*The problem*: Copy the following lines word for word, keeping every one of them.

*Materials provided*:
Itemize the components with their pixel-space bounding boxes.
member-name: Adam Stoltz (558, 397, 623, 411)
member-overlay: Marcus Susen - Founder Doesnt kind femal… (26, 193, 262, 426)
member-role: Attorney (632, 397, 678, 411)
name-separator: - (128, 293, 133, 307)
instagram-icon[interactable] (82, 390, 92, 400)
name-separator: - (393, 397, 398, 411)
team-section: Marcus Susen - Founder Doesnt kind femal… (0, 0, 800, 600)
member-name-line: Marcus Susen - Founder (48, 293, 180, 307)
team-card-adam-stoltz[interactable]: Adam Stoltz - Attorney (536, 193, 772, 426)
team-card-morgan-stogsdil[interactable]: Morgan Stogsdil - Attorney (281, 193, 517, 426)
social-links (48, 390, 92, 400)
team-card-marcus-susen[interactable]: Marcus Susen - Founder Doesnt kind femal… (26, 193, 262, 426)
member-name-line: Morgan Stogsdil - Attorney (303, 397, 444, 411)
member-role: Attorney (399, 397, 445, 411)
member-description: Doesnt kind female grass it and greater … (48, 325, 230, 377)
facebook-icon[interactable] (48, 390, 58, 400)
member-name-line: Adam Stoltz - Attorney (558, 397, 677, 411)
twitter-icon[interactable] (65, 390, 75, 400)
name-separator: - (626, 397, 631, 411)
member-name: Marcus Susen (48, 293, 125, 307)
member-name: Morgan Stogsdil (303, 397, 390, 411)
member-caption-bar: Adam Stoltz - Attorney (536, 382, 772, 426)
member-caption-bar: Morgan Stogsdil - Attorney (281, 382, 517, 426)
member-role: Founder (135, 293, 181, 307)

*Problem solution*:
Itemize the components with their pixel-space bounding boxes.
member-name: Adam Stoltz (558, 397, 623, 411)
member-overlay: Marcus Susen - Founder Doesnt kind femal… (26, 193, 262, 426)
member-role: Attorney (632, 397, 678, 411)
name-separator: - (128, 293, 133, 307)
instagram-icon[interactable] (82, 390, 92, 400)
name-separator: - (393, 397, 398, 411)
team-section: Marcus Susen - Founder Doesnt kind femal… (0, 0, 800, 600)
member-name-line: Marcus Susen - Founder (48, 293, 180, 307)
team-card-adam-stoltz[interactable]: Adam Stoltz - Attorney (536, 193, 772, 426)
team-card-morgan-stogsdil[interactable]: Morgan Stogsdil - Attorney (281, 193, 517, 426)
social-links (48, 390, 92, 400)
team-card-marcus-susen[interactable]: Marcus Susen - Founder Doesnt kind femal… (26, 193, 262, 426)
member-name-line: Morgan Stogsdil - Attorney (303, 397, 444, 411)
member-role: Attorney (399, 397, 445, 411)
member-description: Doesnt kind female grass it and greater … (48, 325, 230, 377)
facebook-icon[interactable] (48, 390, 58, 400)
member-name-line: Adam Stoltz - Attorney (558, 397, 677, 411)
twitter-icon[interactable] (65, 390, 75, 400)
name-separator: - (626, 397, 631, 411)
member-name: Marcus Susen (48, 293, 125, 307)
member-name: Morgan Stogsdil (303, 397, 390, 411)
member-caption-bar: Adam Stoltz - Attorney (536, 382, 772, 426)
member-caption-bar: Morgan Stogsdil - Attorney (281, 382, 517, 426)
member-role: Founder (135, 293, 181, 307)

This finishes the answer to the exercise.